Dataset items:
* * * *
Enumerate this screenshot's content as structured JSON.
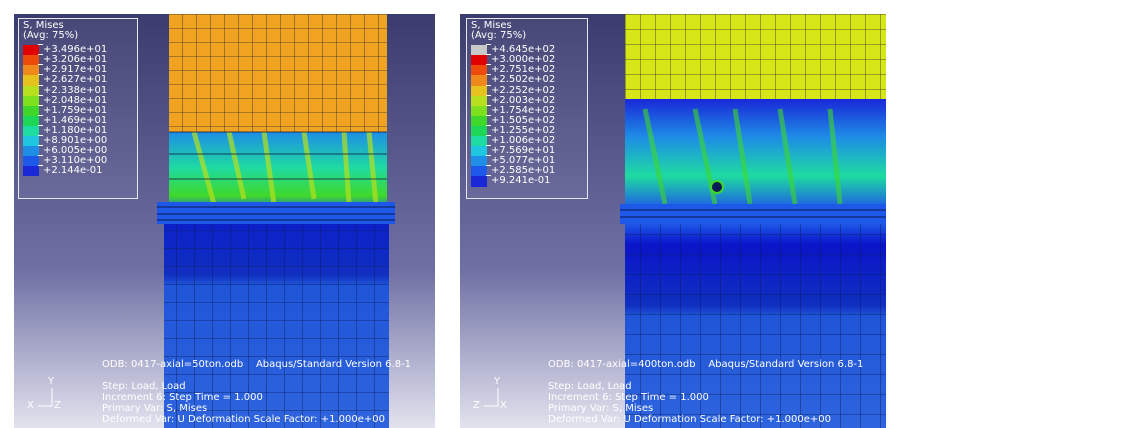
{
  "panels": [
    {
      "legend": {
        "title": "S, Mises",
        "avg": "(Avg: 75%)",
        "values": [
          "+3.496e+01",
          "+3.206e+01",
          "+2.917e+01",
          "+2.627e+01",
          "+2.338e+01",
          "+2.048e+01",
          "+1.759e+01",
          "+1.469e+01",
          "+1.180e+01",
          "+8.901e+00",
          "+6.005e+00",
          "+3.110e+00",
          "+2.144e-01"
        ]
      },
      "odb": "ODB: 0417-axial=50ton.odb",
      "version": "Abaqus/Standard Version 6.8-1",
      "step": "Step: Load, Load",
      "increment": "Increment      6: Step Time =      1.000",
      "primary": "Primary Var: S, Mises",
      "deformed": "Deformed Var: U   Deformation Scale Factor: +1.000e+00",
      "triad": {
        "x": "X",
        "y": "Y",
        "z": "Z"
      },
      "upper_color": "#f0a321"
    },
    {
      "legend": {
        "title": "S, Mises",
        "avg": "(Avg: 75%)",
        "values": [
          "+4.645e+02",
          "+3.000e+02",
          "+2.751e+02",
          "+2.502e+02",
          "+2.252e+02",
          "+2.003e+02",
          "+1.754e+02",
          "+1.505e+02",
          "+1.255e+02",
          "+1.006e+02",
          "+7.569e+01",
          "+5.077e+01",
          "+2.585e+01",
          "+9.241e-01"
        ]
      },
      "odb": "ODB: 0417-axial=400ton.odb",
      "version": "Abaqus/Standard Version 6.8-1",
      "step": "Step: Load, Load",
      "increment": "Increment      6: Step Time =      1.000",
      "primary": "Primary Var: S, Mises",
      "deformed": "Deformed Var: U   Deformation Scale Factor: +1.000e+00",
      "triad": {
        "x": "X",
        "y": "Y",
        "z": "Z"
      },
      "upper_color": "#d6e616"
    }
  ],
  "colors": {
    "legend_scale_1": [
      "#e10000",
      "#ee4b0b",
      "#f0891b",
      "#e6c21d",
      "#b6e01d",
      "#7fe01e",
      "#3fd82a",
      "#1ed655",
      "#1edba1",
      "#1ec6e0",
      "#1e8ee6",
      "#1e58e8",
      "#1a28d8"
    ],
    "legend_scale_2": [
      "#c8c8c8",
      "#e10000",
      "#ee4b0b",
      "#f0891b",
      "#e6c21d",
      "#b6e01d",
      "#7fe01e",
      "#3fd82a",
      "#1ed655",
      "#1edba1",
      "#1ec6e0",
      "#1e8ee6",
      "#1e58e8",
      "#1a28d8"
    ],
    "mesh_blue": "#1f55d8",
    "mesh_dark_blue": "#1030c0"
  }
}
* * * *
(PROBLEM STATEMENT): Exactly as written, return every line of the listing, but not the pictures.

(PROBLEM SOLUTION):
Enumerate this screenshot's content as structured JSON.
{
  "panels": [
    {
      "legend": {
        "title": "S, Mises",
        "avg": "(Avg: 75%)",
        "values": [
          "+3.496e+01",
          "+3.206e+01",
          "+2.917e+01",
          "+2.627e+01",
          "+2.338e+01",
          "+2.048e+01",
          "+1.759e+01",
          "+1.469e+01",
          "+1.180e+01",
          "+8.901e+00",
          "+6.005e+00",
          "+3.110e+00",
          "+2.144e-01"
        ]
      },
      "odb": "ODB: 0417-axial=50ton.odb",
      "version": "Abaqus/Standard Version 6.8-1",
      "step": "Step: Load, Load",
      "increment": "Increment      6: Step Time =      1.000",
      "primary": "Primary Var: S, Mises",
      "deformed": "Deformed Var: U   Deformation Scale Factor: +1.000e+00",
      "triad": {
        "x": "X",
        "y": "Y",
        "z": "Z"
      },
      "upper_color": "#f0a321"
    },
    {
      "legend": {
        "title": "S, Mises",
        "avg": "(Avg: 75%)",
        "values": [
          "+4.645e+02",
          "+3.000e+02",
          "+2.751e+02",
          "+2.502e+02",
          "+2.252e+02",
          "+2.003e+02",
          "+1.754e+02",
          "+1.505e+02",
          "+1.255e+02",
          "+1.006e+02",
          "+7.569e+01",
          "+5.077e+01",
          "+2.585e+01",
          "+9.241e-01"
        ]
      },
      "odb": "ODB: 0417-axial=400ton.odb",
      "version": "Abaqus/Standard Version 6.8-1",
      "step": "Step: Load, Load",
      "increment": "Increment      6: Step Time =      1.000",
      "primary": "Primary Var: S, Mises",
      "deformed": "Deformed Var: U   Deformation Scale Factor: +1.000e+00",
      "triad": {
        "x": "X",
        "y": "Y",
        "z": "Z"
      },
      "upper_color": "#d6e616"
    }
  ],
  "colors": {
    "legend_scale_1": [
      "#e10000",
      "#ee4b0b",
      "#f0891b",
      "#e6c21d",
      "#b6e01d",
      "#7fe01e",
      "#3fd82a",
      "#1ed655",
      "#1edba1",
      "#1ec6e0",
      "#1e8ee6",
      "#1e58e8",
      "#1a28d8"
    ],
    "legend_scale_2": [
      "#c8c8c8",
      "#e10000",
      "#ee4b0b",
      "#f0891b",
      "#e6c21d",
      "#b6e01d",
      "#7fe01e",
      "#3fd82a",
      "#1ed655",
      "#1edba1",
      "#1ec6e0",
      "#1e8ee6",
      "#1e58e8",
      "#1a28d8"
    ],
    "mesh_blue": "#1f55d8",
    "mesh_dark_blue": "#1030c0"
  }
}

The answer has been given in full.